:: Exercise objective ::
Identify and copy all lines of the material where the string "JSON" is found.

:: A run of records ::
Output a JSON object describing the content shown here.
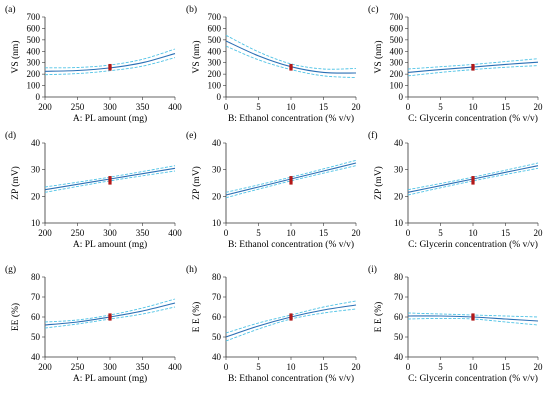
{
  "chart_data": [
    {
      "type": "line",
      "panel": "(a)",
      "xlabel": "A: PL amount (mg)",
      "ylabel": "VS (nm)",
      "xlim": [
        200,
        400
      ],
      "ylim": [
        0,
        700
      ],
      "xticks": [
        200,
        250,
        300,
        350,
        400
      ],
      "yticks": [
        0,
        100,
        200,
        300,
        400,
        500,
        600,
        700
      ],
      "x": [
        200,
        250,
        300,
        350,
        400
      ],
      "series": [
        {
          "role": "fit",
          "values": [
            225,
            232,
            255,
            300,
            380
          ]
        },
        {
          "role": "upper",
          "values": [
            255,
            258,
            280,
            330,
            420
          ]
        },
        {
          "role": "lower",
          "values": [
            195,
            205,
            230,
            270,
            345
          ]
        }
      ],
      "design_points": {
        "x": 300,
        "values": [
          245,
          260,
          275
        ]
      }
    },
    {
      "type": "line",
      "panel": "(b)",
      "xlabel": "B: Ethanol concentration (% v/v)",
      "ylabel": "VS (nm)",
      "xlim": [
        0,
        20
      ],
      "ylim": [
        0,
        700
      ],
      "xticks": [
        0,
        5,
        10,
        15,
        20
      ],
      "yticks": [
        0,
        100,
        200,
        300,
        400,
        500,
        600,
        700
      ],
      "x": [
        0,
        5,
        10,
        15,
        20
      ],
      "series": [
        {
          "role": "fit",
          "values": [
            490,
            360,
            265,
            215,
            210
          ]
        },
        {
          "role": "upper",
          "values": [
            540,
            395,
            290,
            245,
            250
          ]
        },
        {
          "role": "lower",
          "values": [
            445,
            325,
            240,
            185,
            170
          ]
        }
      ],
      "design_points": {
        "x": 10,
        "values": [
          245,
          260,
          275
        ]
      }
    },
    {
      "type": "line",
      "panel": "(c)",
      "xlabel": "C: Glycerin concentration (% v/v)",
      "ylabel": "VS (nm)",
      "xlim": [
        0,
        20
      ],
      "ylim": [
        0,
        700
      ],
      "xticks": [
        0,
        5,
        10,
        15,
        20
      ],
      "yticks": [
        0,
        100,
        200,
        300,
        400,
        500,
        600,
        700
      ],
      "x": [
        0,
        5,
        10,
        15,
        20
      ],
      "series": [
        {
          "role": "fit",
          "values": [
            215,
            240,
            262,
            285,
            305
          ]
        },
        {
          "role": "upper",
          "values": [
            245,
            265,
            285,
            310,
            335
          ]
        },
        {
          "role": "lower",
          "values": [
            185,
            215,
            240,
            260,
            275
          ]
        }
      ],
      "design_points": {
        "x": 10,
        "values": [
          245,
          260,
          275
        ]
      }
    },
    {
      "type": "line",
      "panel": "(d)",
      "xlabel": "A: PL amount (mg)",
      "ylabel": "ZP (mV)",
      "xlim": [
        200,
        400
      ],
      "ylim": [
        10,
        40
      ],
      "xticks": [
        200,
        250,
        300,
        350,
        400
      ],
      "yticks": [
        10,
        20,
        30,
        40
      ],
      "x": [
        200,
        250,
        300,
        350,
        400
      ],
      "series": [
        {
          "role": "fit",
          "values": [
            22.5,
            24.5,
            26.5,
            28.5,
            30.5
          ]
        },
        {
          "role": "upper",
          "values": [
            23.5,
            25.3,
            27.2,
            29.3,
            31.5
          ]
        },
        {
          "role": "lower",
          "values": [
            21.5,
            23.7,
            25.8,
            27.7,
            29.5
          ]
        }
      ],
      "design_points": {
        "x": 300,
        "values": [
          25,
          26,
          27
        ]
      }
    },
    {
      "type": "line",
      "panel": "(e)",
      "xlabel": "B: Ethanol concentration (% v/v)",
      "ylabel": "ZP (mV)",
      "xlim": [
        0,
        20
      ],
      "ylim": [
        10,
        40
      ],
      "xticks": [
        0,
        5,
        10,
        15,
        20
      ],
      "yticks": [
        10,
        20,
        30,
        40
      ],
      "x": [
        0,
        5,
        10,
        15,
        20
      ],
      "series": [
        {
          "role": "fit",
          "values": [
            20.5,
            23.5,
            26.5,
            29.5,
            32.5
          ]
        },
        {
          "role": "upper",
          "values": [
            21.5,
            24.3,
            27.2,
            30.3,
            33.5
          ]
        },
        {
          "role": "lower",
          "values": [
            19.5,
            22.7,
            25.8,
            28.7,
            31.5
          ]
        }
      ],
      "design_points": {
        "x": 10,
        "values": [
          25,
          26,
          27
        ]
      }
    },
    {
      "type": "line",
      "panel": "(f)",
      "xlabel": "C: Glycerin concentration (% v/v)",
      "ylabel": "ZP (mV)",
      "xlim": [
        0,
        20
      ],
      "ylim": [
        10,
        40
      ],
      "xticks": [
        0,
        5,
        10,
        15,
        20
      ],
      "yticks": [
        10,
        20,
        30,
        40
      ],
      "x": [
        0,
        5,
        10,
        15,
        20
      ],
      "series": [
        {
          "role": "fit",
          "values": [
            21.5,
            24,
            26.5,
            29,
            31.5
          ]
        },
        {
          "role": "upper",
          "values": [
            22.5,
            24.8,
            27.2,
            29.8,
            32.5
          ]
        },
        {
          "role": "lower",
          "values": [
            20.5,
            23.2,
            25.8,
            28.2,
            30.5
          ]
        }
      ],
      "design_points": {
        "x": 10,
        "values": [
          25,
          26,
          27
        ]
      }
    },
    {
      "type": "line",
      "panel": "(g)",
      "xlabel": "A: PL amount (mg)",
      "ylabel": "EE (%)",
      "xlim": [
        200,
        400
      ],
      "ylim": [
        40,
        80
      ],
      "xticks": [
        200,
        250,
        300,
        350,
        400
      ],
      "yticks": [
        40,
        50,
        60,
        70,
        80
      ],
      "x": [
        200,
        250,
        300,
        350,
        400
      ],
      "series": [
        {
          "role": "fit",
          "values": [
            56,
            57.5,
            60,
            63,
            67
          ]
        },
        {
          "role": "upper",
          "values": [
            57.5,
            58.5,
            61,
            64.5,
            69
          ]
        },
        {
          "role": "lower",
          "values": [
            54.5,
            56.5,
            59,
            61.5,
            65
          ]
        }
      ],
      "design_points": {
        "x": 300,
        "values": [
          59,
          60,
          61
        ]
      }
    },
    {
      "type": "line",
      "panel": "(h)",
      "xlabel": "B: Ethanol concentration (% v/v)",
      "ylabel": "E E (%)",
      "xlim": [
        0,
        20
      ],
      "ylim": [
        40,
        80
      ],
      "xticks": [
        0,
        5,
        10,
        15,
        20
      ],
      "yticks": [
        40,
        50,
        60,
        70,
        80
      ],
      "x": [
        0,
        5,
        10,
        15,
        20
      ],
      "series": [
        {
          "role": "fit",
          "values": [
            50,
            55.5,
            60,
            63.5,
            66
          ]
        },
        {
          "role": "upper",
          "values": [
            52,
            57,
            61,
            65,
            68
          ]
        },
        {
          "role": "lower",
          "values": [
            48,
            54,
            59,
            62,
            64
          ]
        }
      ],
      "design_points": {
        "x": 10,
        "values": [
          59,
          60,
          61
        ]
      }
    },
    {
      "type": "line",
      "panel": "(i)",
      "xlabel": "C: Glycerin concentration (% v/v)",
      "ylabel": "E E (%)",
      "xlim": [
        0,
        20
      ],
      "ylim": [
        40,
        80
      ],
      "xticks": [
        0,
        5,
        10,
        15,
        20
      ],
      "yticks": [
        40,
        50,
        60,
        70,
        80
      ],
      "x": [
        0,
        5,
        10,
        15,
        20
      ],
      "series": [
        {
          "role": "fit",
          "values": [
            60.5,
            60.5,
            60,
            59,
            58
          ]
        },
        {
          "role": "upper",
          "values": [
            62,
            61.5,
            61,
            60.5,
            60
          ]
        },
        {
          "role": "lower",
          "values": [
            59,
            59.3,
            59,
            57.5,
            56
          ]
        }
      ],
      "design_points": {
        "x": 10,
        "values": [
          59,
          60,
          61
        ]
      }
    }
  ],
  "colors": {
    "fit": "#2a6fb5",
    "ci": "#4fc3e6",
    "points": "#b21818",
    "axis": "#333333"
  }
}
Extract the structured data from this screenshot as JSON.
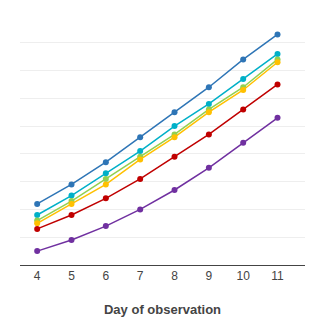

:: Final answer ::
Output a JSON object describing the content shown here.
Extract the structured data from this screenshot as JSON.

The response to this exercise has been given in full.